WRITTEN REQUEST
Output each entry exactly; skip nothing.

(Figure collection entries)
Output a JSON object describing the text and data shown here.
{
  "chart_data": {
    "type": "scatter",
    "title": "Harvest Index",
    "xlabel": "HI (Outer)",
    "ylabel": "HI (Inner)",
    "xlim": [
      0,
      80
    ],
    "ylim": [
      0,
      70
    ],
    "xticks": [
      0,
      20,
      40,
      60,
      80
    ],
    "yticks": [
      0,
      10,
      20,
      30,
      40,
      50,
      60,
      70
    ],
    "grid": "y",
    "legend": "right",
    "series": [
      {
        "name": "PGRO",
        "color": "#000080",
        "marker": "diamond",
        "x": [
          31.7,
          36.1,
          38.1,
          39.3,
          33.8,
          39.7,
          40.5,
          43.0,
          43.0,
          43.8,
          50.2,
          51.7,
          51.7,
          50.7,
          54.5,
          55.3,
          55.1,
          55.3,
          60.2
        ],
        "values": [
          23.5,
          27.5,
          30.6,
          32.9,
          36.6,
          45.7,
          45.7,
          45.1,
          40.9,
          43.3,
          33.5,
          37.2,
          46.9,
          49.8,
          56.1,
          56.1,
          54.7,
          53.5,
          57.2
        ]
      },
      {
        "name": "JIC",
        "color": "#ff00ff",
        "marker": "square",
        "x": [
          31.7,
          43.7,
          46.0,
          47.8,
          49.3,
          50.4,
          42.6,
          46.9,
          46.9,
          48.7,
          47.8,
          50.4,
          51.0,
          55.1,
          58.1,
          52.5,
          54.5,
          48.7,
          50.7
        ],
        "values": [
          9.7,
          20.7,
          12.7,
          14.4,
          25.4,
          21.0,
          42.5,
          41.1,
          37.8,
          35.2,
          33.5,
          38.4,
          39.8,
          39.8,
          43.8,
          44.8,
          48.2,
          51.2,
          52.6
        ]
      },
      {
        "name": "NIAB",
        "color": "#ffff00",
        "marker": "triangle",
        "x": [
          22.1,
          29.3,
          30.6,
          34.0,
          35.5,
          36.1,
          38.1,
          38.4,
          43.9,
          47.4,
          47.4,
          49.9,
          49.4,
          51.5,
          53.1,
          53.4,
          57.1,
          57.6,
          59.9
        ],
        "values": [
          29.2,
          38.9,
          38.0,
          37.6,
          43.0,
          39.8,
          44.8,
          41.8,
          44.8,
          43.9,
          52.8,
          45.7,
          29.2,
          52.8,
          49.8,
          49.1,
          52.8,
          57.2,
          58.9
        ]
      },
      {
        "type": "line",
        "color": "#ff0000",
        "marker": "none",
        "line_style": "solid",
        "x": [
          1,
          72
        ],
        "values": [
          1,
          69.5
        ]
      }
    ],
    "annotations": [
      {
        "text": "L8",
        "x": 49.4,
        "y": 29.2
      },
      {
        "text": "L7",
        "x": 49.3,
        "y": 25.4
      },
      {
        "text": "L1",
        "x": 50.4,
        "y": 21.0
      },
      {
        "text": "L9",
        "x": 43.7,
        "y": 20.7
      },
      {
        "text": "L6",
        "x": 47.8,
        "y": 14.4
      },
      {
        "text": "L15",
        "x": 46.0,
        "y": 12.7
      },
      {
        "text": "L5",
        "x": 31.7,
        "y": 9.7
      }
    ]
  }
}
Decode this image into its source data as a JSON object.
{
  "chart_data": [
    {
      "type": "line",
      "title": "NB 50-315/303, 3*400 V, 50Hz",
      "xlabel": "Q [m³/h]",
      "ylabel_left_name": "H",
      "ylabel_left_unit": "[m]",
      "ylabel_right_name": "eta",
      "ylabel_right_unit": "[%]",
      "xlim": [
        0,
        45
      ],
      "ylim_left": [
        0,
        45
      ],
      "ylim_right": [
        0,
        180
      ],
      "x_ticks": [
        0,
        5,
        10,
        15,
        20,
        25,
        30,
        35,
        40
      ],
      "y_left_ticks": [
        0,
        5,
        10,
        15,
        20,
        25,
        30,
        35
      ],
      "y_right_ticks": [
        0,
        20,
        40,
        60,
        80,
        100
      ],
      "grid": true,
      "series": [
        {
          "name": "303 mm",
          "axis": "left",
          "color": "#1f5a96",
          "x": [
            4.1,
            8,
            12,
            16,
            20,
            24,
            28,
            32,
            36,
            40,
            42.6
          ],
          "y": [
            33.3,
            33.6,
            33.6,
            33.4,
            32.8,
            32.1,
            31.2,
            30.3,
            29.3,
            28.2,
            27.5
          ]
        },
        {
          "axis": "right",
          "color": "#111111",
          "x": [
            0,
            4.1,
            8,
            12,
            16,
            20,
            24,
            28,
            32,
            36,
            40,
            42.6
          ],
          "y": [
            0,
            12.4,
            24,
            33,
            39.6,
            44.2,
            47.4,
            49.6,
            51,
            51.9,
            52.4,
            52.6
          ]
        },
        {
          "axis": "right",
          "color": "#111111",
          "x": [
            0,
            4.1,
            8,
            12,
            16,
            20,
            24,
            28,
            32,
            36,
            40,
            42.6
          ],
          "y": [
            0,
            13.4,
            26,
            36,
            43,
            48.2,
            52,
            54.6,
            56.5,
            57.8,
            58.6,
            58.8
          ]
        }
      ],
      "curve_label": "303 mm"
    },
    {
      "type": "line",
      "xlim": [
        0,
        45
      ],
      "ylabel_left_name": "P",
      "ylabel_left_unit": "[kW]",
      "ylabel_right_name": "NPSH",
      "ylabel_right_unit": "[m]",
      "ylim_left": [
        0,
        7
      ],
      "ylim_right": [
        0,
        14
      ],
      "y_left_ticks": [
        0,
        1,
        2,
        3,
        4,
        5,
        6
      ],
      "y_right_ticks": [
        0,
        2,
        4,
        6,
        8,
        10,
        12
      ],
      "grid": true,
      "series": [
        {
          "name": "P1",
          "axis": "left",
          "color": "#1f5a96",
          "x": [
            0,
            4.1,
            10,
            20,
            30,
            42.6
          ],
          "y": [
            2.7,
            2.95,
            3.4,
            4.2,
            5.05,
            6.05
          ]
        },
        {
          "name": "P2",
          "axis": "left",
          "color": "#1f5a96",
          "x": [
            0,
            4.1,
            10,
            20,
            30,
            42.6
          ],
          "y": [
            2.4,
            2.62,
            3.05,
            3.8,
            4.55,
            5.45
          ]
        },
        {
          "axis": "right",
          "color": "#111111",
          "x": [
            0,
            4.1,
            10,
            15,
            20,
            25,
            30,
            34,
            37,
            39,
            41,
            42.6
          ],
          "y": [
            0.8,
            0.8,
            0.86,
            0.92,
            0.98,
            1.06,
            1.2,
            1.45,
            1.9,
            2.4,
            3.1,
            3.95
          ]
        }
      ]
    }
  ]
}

ANSWER FOR THIS EXERCISE
Output a JSON object describing the text and data shown here.
{
  "chart_data": {
    "type": "scatter",
    "title": "Harvest Index",
    "xlabel": "HI (Outer)",
    "ylabel": "HI (Inner)",
    "xlim": [
      0,
      80
    ],
    "ylim": [
      0,
      70
    ],
    "xticks": [
      0,
      20,
      40,
      60,
      80
    ],
    "yticks": [
      0,
      10,
      20,
      30,
      40,
      50,
      60,
      70
    ],
    "grid": "y",
    "legend": "right",
    "series": [
      {
        "name": "PGRO",
        "color": "#000080",
        "marker": "diamond",
        "x": [
          31.7,
          36.1,
          38.1,
          39.3,
          33.8,
          39.7,
          40.5,
          43.0,
          43.0,
          43.8,
          50.2,
          51.7,
          51.7,
          50.7,
          54.5,
          55.3,
          55.1,
          55.3,
          60.2
        ],
        "values": [
          23.5,
          27.5,
          30.6,
          32.9,
          36.6,
          45.7,
          45.7,
          45.1,
          40.9,
          43.3,
          33.5,
          37.2,
          46.9,
          49.8,
          56.1,
          56.1,
          54.7,
          53.5,
          57.2
        ]
      },
      {
        "name": "JIC",
        "color": "#ff00ff",
        "marker": "square",
        "x": [
          31.7,
          43.7,
          46.0,
          47.8,
          49.3,
          50.4,
          42.6,
          46.9,
          46.9,
          48.7,
          47.8,
          50.4,
          51.0,
          55.1,
          58.1,
          52.5,
          54.5,
          48.7,
          50.7
        ],
        "values": [
          9.7,
          20.7,
          12.7,
          14.4,
          25.4,
          21.0,
          42.5,
          41.1,
          37.8,
          35.2,
          33.5,
          38.4,
          39.8,
          39.8,
          43.8,
          44.8,
          48.2,
          51.2,
          52.6
        ]
      },
      {
        "name": "NIAB",
        "color": "#ffff00",
        "marker": "triangle",
        "x": [
          22.1,
          29.3,
          30.6,
          34.0,
          35.5,
          36.1,
          38.1,
          38.4,
          43.9,
          47.4,
          47.4,
          49.9,
          49.4,
          51.5,
          53.1,
          53.4,
          57.1,
          57.6,
          59.9
        ],
        "values": [
          29.2,
          38.9,
          38.0,
          37.6,
          43.0,
          39.8,
          44.8,
          41.8,
          44.8,
          43.9,
          52.8,
          45.7,
          29.2,
          52.8,
          49.8,
          49.1,
          52.8,
          57.2,
          58.9
        ]
      },
      {
        "type": "line",
        "color": "#ff0000",
        "marker": "none",
        "line_style": "solid",
        "x": [
          1,
          72
        ],
        "values": [
          1,
          69.5
        ]
      }
    ],
    "annotations": [
      {
        "text": "L8",
        "x": 49.4,
        "y": 29.2
      },
      {
        "text": "L7",
        "x": 49.3,
        "y": 25.4
      },
      {
        "text": "L1",
        "x": 50.4,
        "y": 21.0
      },
      {
        "text": "L9",
        "x": 43.7,
        "y": 20.7
      },
      {
        "text": "L6",
        "x": 47.8,
        "y": 14.4
      },
      {
        "text": "L15",
        "x": 46.0,
        "y": 12.7
      },
      {
        "text": "L5",
        "x": 31.7,
        "y": 9.7
      }
    ]
  }
}
Decode this image into its source data as a JSON object.
{
  "chart_data": [
    {
      "type": "line",
      "title": "NB 50-315/303, 3*400 V, 50Hz",
      "xlabel": "Q [m³/h]",
      "ylabel_left_name": "H",
      "ylabel_left_unit": "[m]",
      "ylabel_right_name": "eta",
      "ylabel_right_unit": "[%]",
      "xlim": [
        0,
        45
      ],
      "ylim_left": [
        0,
        45
      ],
      "ylim_right": [
        0,
        180
      ],
      "x_ticks": [
        0,
        5,
        10,
        15,
        20,
        25,
        30,
        35,
        40
      ],
      "y_left_ticks": [
        0,
        5,
        10,
        15,
        20,
        25,
        30,
        35
      ],
      "y_right_ticks": [
        0,
        20,
        40,
        60,
        80,
        100
      ],
      "grid": true,
      "series": [
        {
          "name": "303 mm",
          "axis": "left",
          "color": "#1f5a96",
          "x": [
            4.1,
            8,
            12,
            16,
            20,
            24,
            28,
            32,
            36,
            40,
            42.6
          ],
          "y": [
            33.3,
            33.6,
            33.6,
            33.4,
            32.8,
            32.1,
            31.2,
            30.3,
            29.3,
            28.2,
            27.5
          ]
        },
        {
          "axis": "right",
          "color": "#111111",
          "x": [
            0,
            4.1,
            8,
            12,
            16,
            20,
            24,
            28,
            32,
            36,
            40,
            42.6
          ],
          "y": [
            0,
            12.4,
            24,
            33,
            39.6,
            44.2,
            47.4,
            49.6,
            51,
            51.9,
            52.4,
            52.6
          ]
        },
        {
          "axis": "right",
          "color": "#111111",
          "x": [
            0,
            4.1,
            8,
            12,
            16,
            20,
            24,
            28,
            32,
            36,
            40,
            42.6
          ],
          "y": [
            0,
            13.4,
            26,
            36,
            43,
            48.2,
            52,
            54.6,
            56.5,
            57.8,
            58.6,
            58.8
          ]
        }
      ],
      "curve_label": "303 mm"
    },
    {
      "type": "line",
      "xlim": [
        0,
        45
      ],
      "ylabel_left_name": "P",
      "ylabel_left_unit": "[kW]",
      "ylabel_right_name": "NPSH",
      "ylabel_right_unit": "[m]",
      "ylim_left": [
        0,
        7
      ],
      "ylim_right": [
        0,
        14
      ],
      "y_left_ticks": [
        0,
        1,
        2,
        3,
        4,
        5,
        6
      ],
      "y_right_ticks": [
        0,
        2,
        4,
        6,
        8,
        10,
        12
      ],
      "grid": true,
      "series": [
        {
          "name": "P1",
          "axis": "left",
          "color": "#1f5a96",
          "x": [
            0,
            4.1,
            10,
            20,
            30,
            42.6
          ],
          "y": [
            2.7,
            2.95,
            3.4,
            4.2,
            5.05,
            6.05
          ]
        },
        {
          "name": "P2",
          "axis": "left",
          "color": "#1f5a96",
          "x": [
            0,
            4.1,
            10,
            20,
            30,
            42.6
          ],
          "y": [
            2.4,
            2.62,
            3.05,
            3.8,
            4.55,
            5.45
          ]
        },
        {
          "axis": "right",
          "color": "#111111",
          "x": [
            0,
            4.1,
            10,
            15,
            20,
            25,
            30,
            34,
            37,
            39,
            41,
            42.6
          ],
          "y": [
            0.8,
            0.8,
            0.86,
            0.92,
            0.98,
            1.06,
            1.2,
            1.45,
            1.9,
            2.4,
            3.1,
            3.95
          ]
        }
      ]
    }
  ]
}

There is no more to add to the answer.